--- START OF Recorded data ---

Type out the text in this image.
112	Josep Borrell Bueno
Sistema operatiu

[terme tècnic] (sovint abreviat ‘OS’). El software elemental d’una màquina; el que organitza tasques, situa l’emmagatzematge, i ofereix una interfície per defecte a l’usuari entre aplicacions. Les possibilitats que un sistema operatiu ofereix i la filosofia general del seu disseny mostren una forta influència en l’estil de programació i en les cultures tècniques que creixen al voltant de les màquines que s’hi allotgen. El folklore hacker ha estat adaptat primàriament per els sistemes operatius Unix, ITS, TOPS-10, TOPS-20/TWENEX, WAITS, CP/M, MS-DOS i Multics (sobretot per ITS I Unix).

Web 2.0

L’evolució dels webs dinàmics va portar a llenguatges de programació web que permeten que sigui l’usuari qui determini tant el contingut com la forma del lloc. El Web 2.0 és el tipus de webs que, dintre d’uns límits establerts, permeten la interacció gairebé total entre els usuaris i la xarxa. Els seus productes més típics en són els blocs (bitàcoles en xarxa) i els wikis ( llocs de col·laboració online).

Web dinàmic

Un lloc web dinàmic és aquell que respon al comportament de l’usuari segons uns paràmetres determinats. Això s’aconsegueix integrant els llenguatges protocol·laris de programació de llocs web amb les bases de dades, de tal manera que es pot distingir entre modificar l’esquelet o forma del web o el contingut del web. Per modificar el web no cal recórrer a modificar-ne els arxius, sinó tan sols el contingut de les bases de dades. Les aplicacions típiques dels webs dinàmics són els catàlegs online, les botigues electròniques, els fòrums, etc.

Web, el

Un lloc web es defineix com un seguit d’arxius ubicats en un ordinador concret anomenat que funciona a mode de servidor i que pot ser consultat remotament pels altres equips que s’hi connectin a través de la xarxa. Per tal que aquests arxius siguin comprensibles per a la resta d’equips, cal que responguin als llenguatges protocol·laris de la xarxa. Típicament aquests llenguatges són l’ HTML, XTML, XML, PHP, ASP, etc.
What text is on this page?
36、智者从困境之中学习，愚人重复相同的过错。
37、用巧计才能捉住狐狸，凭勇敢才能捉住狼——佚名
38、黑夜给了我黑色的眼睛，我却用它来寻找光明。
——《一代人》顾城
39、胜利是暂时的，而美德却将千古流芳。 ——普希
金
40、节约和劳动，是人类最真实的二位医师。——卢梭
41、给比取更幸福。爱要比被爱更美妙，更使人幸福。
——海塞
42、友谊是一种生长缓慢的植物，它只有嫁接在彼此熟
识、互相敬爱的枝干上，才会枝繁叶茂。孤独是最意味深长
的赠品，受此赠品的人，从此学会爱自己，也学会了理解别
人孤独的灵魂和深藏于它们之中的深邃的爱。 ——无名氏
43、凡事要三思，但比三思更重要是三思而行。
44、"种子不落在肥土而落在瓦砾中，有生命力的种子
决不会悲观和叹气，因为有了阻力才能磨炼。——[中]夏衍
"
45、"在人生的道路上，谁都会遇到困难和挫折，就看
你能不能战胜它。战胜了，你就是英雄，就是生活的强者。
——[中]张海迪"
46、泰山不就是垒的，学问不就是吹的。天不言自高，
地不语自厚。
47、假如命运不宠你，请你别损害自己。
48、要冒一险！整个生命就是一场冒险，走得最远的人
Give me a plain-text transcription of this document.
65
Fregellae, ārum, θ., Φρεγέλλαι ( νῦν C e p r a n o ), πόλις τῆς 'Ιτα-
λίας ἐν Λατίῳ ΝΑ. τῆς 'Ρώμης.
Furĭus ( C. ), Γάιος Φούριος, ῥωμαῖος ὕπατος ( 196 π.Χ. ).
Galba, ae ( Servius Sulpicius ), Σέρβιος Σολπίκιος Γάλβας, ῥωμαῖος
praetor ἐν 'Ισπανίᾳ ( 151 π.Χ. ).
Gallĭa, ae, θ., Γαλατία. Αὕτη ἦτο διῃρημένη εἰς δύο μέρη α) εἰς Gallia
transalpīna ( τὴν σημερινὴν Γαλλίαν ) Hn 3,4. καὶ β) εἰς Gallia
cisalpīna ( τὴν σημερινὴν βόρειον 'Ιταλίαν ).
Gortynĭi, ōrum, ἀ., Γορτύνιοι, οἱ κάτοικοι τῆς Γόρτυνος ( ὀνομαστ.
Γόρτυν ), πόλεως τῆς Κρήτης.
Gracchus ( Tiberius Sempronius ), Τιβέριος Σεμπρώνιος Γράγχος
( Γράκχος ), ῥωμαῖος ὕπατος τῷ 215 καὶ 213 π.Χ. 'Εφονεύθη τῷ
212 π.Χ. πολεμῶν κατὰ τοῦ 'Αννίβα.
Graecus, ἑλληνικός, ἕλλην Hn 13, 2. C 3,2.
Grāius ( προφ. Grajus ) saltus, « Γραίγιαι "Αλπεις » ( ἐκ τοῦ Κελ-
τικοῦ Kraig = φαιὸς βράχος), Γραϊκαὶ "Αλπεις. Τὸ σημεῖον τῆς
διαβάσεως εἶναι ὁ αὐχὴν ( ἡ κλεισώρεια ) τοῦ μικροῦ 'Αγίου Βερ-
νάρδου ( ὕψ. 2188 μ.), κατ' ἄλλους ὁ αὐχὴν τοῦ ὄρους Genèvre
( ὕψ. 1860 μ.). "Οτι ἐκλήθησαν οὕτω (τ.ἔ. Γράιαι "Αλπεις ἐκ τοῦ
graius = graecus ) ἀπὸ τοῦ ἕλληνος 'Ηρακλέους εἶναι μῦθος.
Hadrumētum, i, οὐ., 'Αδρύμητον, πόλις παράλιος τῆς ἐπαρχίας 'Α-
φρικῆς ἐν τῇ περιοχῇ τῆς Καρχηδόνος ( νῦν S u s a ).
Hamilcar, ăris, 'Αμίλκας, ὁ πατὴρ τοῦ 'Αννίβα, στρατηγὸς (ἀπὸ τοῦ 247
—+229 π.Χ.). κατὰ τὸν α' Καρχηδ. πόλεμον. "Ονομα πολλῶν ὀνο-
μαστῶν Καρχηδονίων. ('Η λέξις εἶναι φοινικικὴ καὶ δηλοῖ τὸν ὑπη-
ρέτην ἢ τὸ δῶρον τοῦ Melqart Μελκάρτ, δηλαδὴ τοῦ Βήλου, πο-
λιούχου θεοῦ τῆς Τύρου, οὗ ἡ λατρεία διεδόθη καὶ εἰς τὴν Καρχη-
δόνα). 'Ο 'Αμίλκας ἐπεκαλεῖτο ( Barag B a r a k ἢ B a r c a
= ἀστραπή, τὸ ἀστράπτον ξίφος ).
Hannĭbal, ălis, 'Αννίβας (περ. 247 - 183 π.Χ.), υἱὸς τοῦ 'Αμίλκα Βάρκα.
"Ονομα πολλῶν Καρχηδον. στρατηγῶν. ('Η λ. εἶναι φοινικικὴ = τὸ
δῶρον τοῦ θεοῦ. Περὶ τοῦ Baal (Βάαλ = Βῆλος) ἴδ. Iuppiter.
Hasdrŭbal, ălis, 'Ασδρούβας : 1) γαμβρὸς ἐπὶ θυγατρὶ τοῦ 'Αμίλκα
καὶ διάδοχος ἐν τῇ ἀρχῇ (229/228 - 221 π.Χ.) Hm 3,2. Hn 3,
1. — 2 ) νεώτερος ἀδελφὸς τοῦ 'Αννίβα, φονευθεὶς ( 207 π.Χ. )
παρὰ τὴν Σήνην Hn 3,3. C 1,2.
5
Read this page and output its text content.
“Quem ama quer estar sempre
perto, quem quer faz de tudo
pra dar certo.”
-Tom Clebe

--- END OF Recorded data ---

__Work to complete__: Write the data from above out again, exactly.

__Final result__:
Type out the text in this image.
112	Josep Borrell Bueno
Sistema operatiu

[terme tècnic] (sovint abreviat ‘OS’). El software elemental d’una màquina; el que organitza tasques, situa l’emmagatzematge, i ofereix una interfície per defecte a l’usuari entre aplicacions. Les possibilitats que un sistema operatiu ofereix i la filosofia general del seu disseny mostren una forta influència en l’estil de programació i en les cultures tècniques que creixen al voltant de les màquines que s’hi allotgen. El folklore hacker ha estat adaptat primàriament per els sistemes operatius Unix, ITS, TOPS-10, TOPS-20/TWENEX, WAITS, CP/M, MS-DOS i Multics (sobretot per ITS I Unix).

Web 2.0

L’evolució dels webs dinàmics va portar a llenguatges de programació web que permeten que sigui l’usuari qui determini tant el contingut com la forma del lloc. El Web 2.0 és el tipus de webs que, dintre d’uns límits establerts, permeten la interacció gairebé total entre els usuaris i la xarxa. Els seus productes més típics en són els blocs (bitàcoles en xarxa) i els wikis ( llocs de col·laboració online).

Web dinàmic

Un lloc web dinàmic és aquell que respon al comportament de l’usuari segons uns paràmetres determinats. Això s’aconsegueix integrant els llenguatges protocol·laris de programació de llocs web amb les bases de dades, de tal manera que es pot distingir entre modificar l’esquelet o forma del web o el contingut del web. Per modificar el web no cal recórrer a modificar-ne els arxius, sinó tan sols el contingut de les bases de dades. Les aplicacions típiques dels webs dinàmics són els catàlegs online, les botigues electròniques, els fòrums, etc.

Web, el

Un lloc web es defineix com un seguit d’arxius ubicats en un ordinador concret anomenat que funciona a mode de servidor i que pot ser consultat remotament pels altres equips que s’hi connectin a través de la xarxa. Per tal que aquests arxius siguin comprensibles per a la resta d’equips, cal que responguin als llenguatges protocol·laris de la xarxa. Típicament aquests llenguatges són l’ HTML, XTML, XML, PHP, ASP, etc.
What text is on this page?
36、智者从困境之中学习，愚人重复相同的过错。
37、用巧计才能捉住狐狸，凭勇敢才能捉住狼——佚名
38、黑夜给了我黑色的眼睛，我却用它来寻找光明。
——《一代人》顾城
39、胜利是暂时的，而美德却将千古流芳。 ——普希
金
40、节约和劳动，是人类最真实的二位医师。——卢梭
41、给比取更幸福。爱要比被爱更美妙，更使人幸福。
——海塞
42、友谊是一种生长缓慢的植物，它只有嫁接在彼此熟
识、互相敬爱的枝干上，才会枝繁叶茂。孤独是最意味深长
的赠品，受此赠品的人，从此学会爱自己，也学会了理解别
人孤独的灵魂和深藏于它们之中的深邃的爱。 ——无名氏
43、凡事要三思，但比三思更重要是三思而行。
44、"种子不落在肥土而落在瓦砾中，有生命力的种子
决不会悲观和叹气，因为有了阻力才能磨炼。——[中]夏衍
"
45、"在人生的道路上，谁都会遇到困难和挫折，就看
你能不能战胜它。战胜了，你就是英雄，就是生活的强者。
——[中]张海迪"
46、泰山不就是垒的，学问不就是吹的。天不言自高，
地不语自厚。
47、假如命运不宠你，请你别损害自己。
48、要冒一险！整个生命就是一场冒险，走得最远的人
Give me a plain-text transcription of this document.
65
Fregellae, ārum, θ., Φρεγέλλαι ( νῦν C e p r a n o ), πόλις τῆς 'Ιτα-
λίας ἐν Λατίῳ ΝΑ. τῆς 'Ρώμης.
Furĭus ( C. ), Γάιος Φούριος, ῥωμαῖος ὕπατος ( 196 π.Χ. ).
Galba, ae ( Servius Sulpicius ), Σέρβιος Σολπίκιος Γάλβας, ῥωμαῖος
praetor ἐν 'Ισπανίᾳ ( 151 π.Χ. ).
Gallĭa, ae, θ., Γαλατία. Αὕτη ἦτο διῃρημένη εἰς δύο μέρη α) εἰς Gallia
transalpīna ( τὴν σημερινὴν Γαλλίαν ) Hn 3,4. καὶ β) εἰς Gallia
cisalpīna ( τὴν σημερινὴν βόρειον 'Ιταλίαν ).
Gortynĭi, ōrum, ἀ., Γορτύνιοι, οἱ κάτοικοι τῆς Γόρτυνος ( ὀνομαστ.
Γόρτυν ), πόλεως τῆς Κρήτης.
Gracchus ( Tiberius Sempronius ), Τιβέριος Σεμπρώνιος Γράγχος
( Γράκχος ), ῥωμαῖος ὕπατος τῷ 215 καὶ 213 π.Χ. 'Εφονεύθη τῷ
212 π.Χ. πολεμῶν κατὰ τοῦ 'Αννίβα.
Graecus, ἑλληνικός, ἕλλην Hn 13, 2. C 3,2.
Grāius ( προφ. Grajus ) saltus, « Γραίγιαι "Αλπεις » ( ἐκ τοῦ Κελ-
τικοῦ Kraig = φαιὸς βράχος), Γραϊκαὶ "Αλπεις. Τὸ σημεῖον τῆς
διαβάσεως εἶναι ὁ αὐχὴν ( ἡ κλεισώρεια ) τοῦ μικροῦ 'Αγίου Βερ-
νάρδου ( ὕψ. 2188 μ.), κατ' ἄλλους ὁ αὐχὴν τοῦ ὄρους Genèvre
( ὕψ. 1860 μ.). "Οτι ἐκλήθησαν οὕτω (τ.ἔ. Γράιαι "Αλπεις ἐκ τοῦ
graius = graecus ) ἀπὸ τοῦ ἕλληνος 'Ηρακλέους εἶναι μῦθος.
Hadrumētum, i, οὐ., 'Αδρύμητον, πόλις παράλιος τῆς ἐπαρχίας 'Α-
φρικῆς ἐν τῇ περιοχῇ τῆς Καρχηδόνος ( νῦν S u s a ).
Hamilcar, ăris, 'Αμίλκας, ὁ πατὴρ τοῦ 'Αννίβα, στρατηγὸς (ἀπὸ τοῦ 247
—+229 π.Χ.). κατὰ τὸν α' Καρχηδ. πόλεμον. "Ονομα πολλῶν ὀνο-
μαστῶν Καρχηδονίων. ('Η λέξις εἶναι φοινικικὴ καὶ δηλοῖ τὸν ὑπη-
ρέτην ἢ τὸ δῶρον τοῦ Melqart Μελκάρτ, δηλαδὴ τοῦ Βήλου, πο-
λιούχου θεοῦ τῆς Τύρου, οὗ ἡ λατρεία διεδόθη καὶ εἰς τὴν Καρχη-
δόνα). 'Ο 'Αμίλκας ἐπεκαλεῖτο ( Barag B a r a k ἢ B a r c a
= ἀστραπή, τὸ ἀστράπτον ξίφος ).
Hannĭbal, ălis, 'Αννίβας (περ. 247 - 183 π.Χ.), υἱὸς τοῦ 'Αμίλκα Βάρκα.
"Ονομα πολλῶν Καρχηδον. στρατηγῶν. ('Η λ. εἶναι φοινικικὴ = τὸ
δῶρον τοῦ θεοῦ. Περὶ τοῦ Baal (Βάαλ = Βῆλος) ἴδ. Iuppiter.
Hasdrŭbal, ălis, 'Ασδρούβας : 1) γαμβρὸς ἐπὶ θυγατρὶ τοῦ 'Αμίλκα
καὶ διάδοχος ἐν τῇ ἀρχῇ (229/228 - 221 π.Χ.) Hm 3,2. Hn 3,
1. — 2 ) νεώτερος ἀδελφὸς τοῦ 'Αννίβα, φονευθεὶς ( 207 π.Χ. )
παρὰ τὴν Σήνην Hn 3,3. C 1,2.
5
Read this page and output its text content.
“Quem ama quer estar sempre
perto, quem quer faz de tudo
pra dar certo.”
-Tom Clebe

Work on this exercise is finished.